◆ PROBLEM REQUIREMENTS: Copy every entry word for word, but skip the pictures.

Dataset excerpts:
= = = =

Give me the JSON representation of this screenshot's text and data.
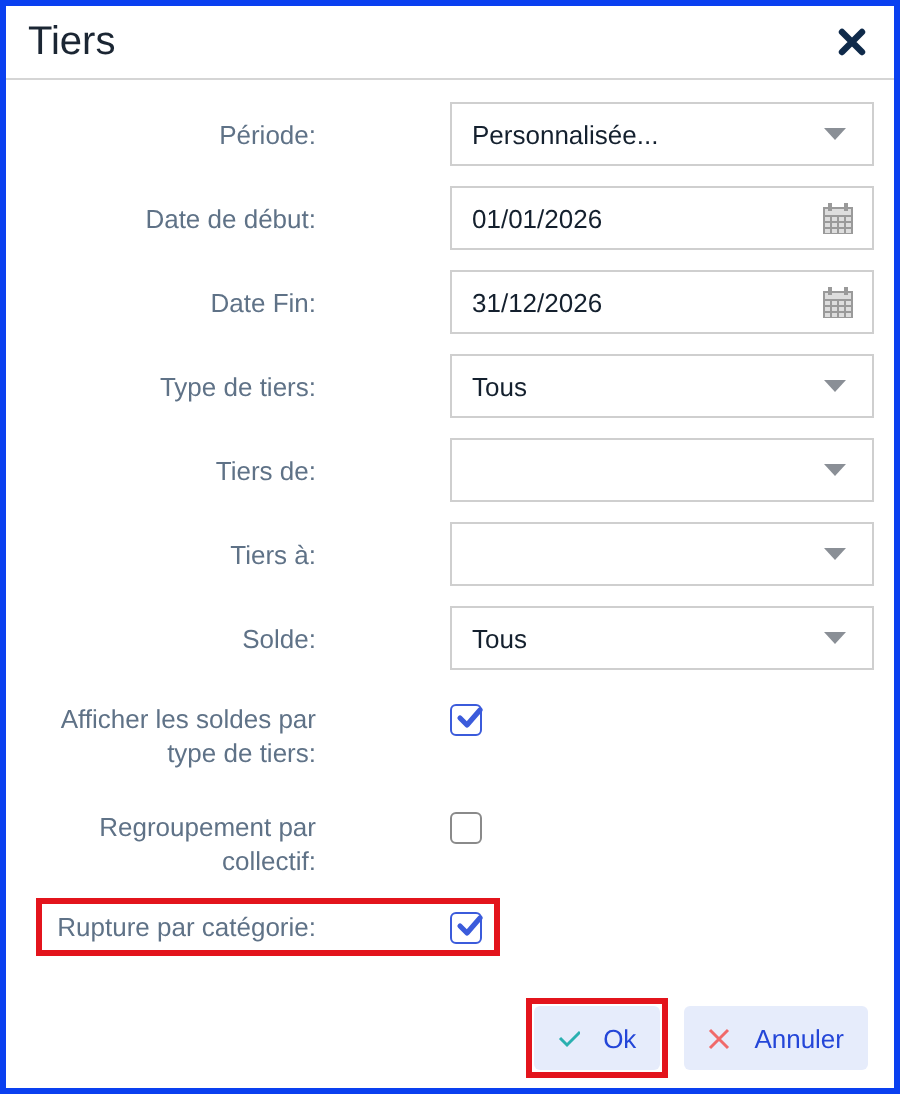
{
  "window": {
    "title": "Tiers"
  },
  "fields": [
    {
      "kind": "select",
      "label": "Période:",
      "value": "Personnalisée...",
      "highlighted": false
    },
    {
      "kind": "date",
      "label": "Date de début:",
      "value": "01/01/2026",
      "highlighted": false
    },
    {
      "kind": "date",
      "label": "Date Fin:",
      "value": "31/12/2026",
      "highlighted": false
    },
    {
      "kind": "select",
      "label": "Type de tiers:",
      "value": "Tous",
      "highlighted": false
    },
    {
      "kind": "select",
      "label": "Tiers de:",
      "highlighted": false
    },
    {
      "kind": "select",
      "label": "Tiers à:",
      "highlighted": false
    },
    {
      "kind": "select",
      "label": "Solde:",
      "value": "Tous",
      "highlighted": false
    },
    {
      "kind": "checkbox",
      "label": "Afficher les soldes par type de tiers:",
      "checked": true,
      "highlighted": false
    },
    {
      "kind": "checkbox",
      "label": "Regroupement par collectif:",
      "checked": false,
      "highlighted": false
    },
    {
      "kind": "checkbox",
      "label": "Rupture par catégorie:",
      "checked": true,
      "highlighted": true
    }
  ],
  "buttons": [
    {
      "kind": "ok",
      "label": "Ok",
      "highlighted": true
    },
    {
      "kind": "cancel",
      "label": "Annuler",
      "highlighted": false
    }
  ]
}
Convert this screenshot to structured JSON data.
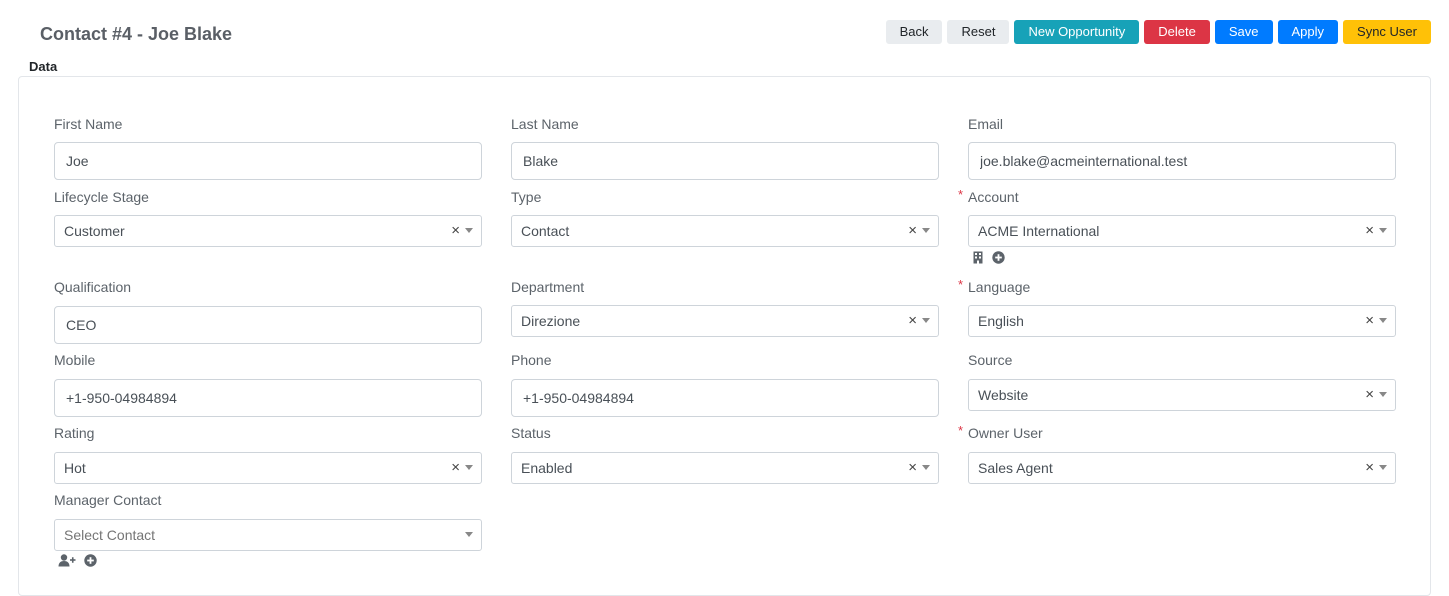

= = = =

◆ RESPONSE:
Give me the JSON representation of this screenshot's text and data.
{
  "window": {
    "title": "Tiers"
  },
  "fields": [
    {
      "kind": "select",
      "label": "Période:",
      "value": "Personnalisée...",
      "highlighted": false
    },
    {
      "kind": "date",
      "label": "Date de début:",
      "value": "01/01/2026",
      "highlighted": false
    },
    {
      "kind": "date",
      "label": "Date Fin:",
      "value": "31/12/2026",
      "highlighted": false
    },
    {
      "kind": "select",
      "label": "Type de tiers:",
      "value": "Tous",
      "highlighted": false
    },
    {
      "kind": "select",
      "label": "Tiers de:",
      "highlighted": false
    },
    {
      "kind": "select",
      "label": "Tiers à:",
      "highlighted": false
    },
    {
      "kind": "select",
      "label": "Solde:",
      "value": "Tous",
      "highlighted": false
    },
    {
      "kind": "checkbox",
      "label": "Afficher les soldes par type de tiers:",
      "checked": true,
      "highlighted": false
    },
    {
      "kind": "checkbox",
      "label": "Regroupement par collectif:",
      "checked": false,
      "highlighted": false
    },
    {
      "kind": "checkbox",
      "label": "Rupture par catégorie:",
      "checked": true,
      "highlighted": true
    }
  ],
  "buttons": [
    {
      "kind": "ok",
      "label": "Ok",
      "highlighted": true
    },
    {
      "kind": "cancel",
      "label": "Annuler",
      "highlighted": false
    }
  ]
}
Convert this screenshot to structured JSON data.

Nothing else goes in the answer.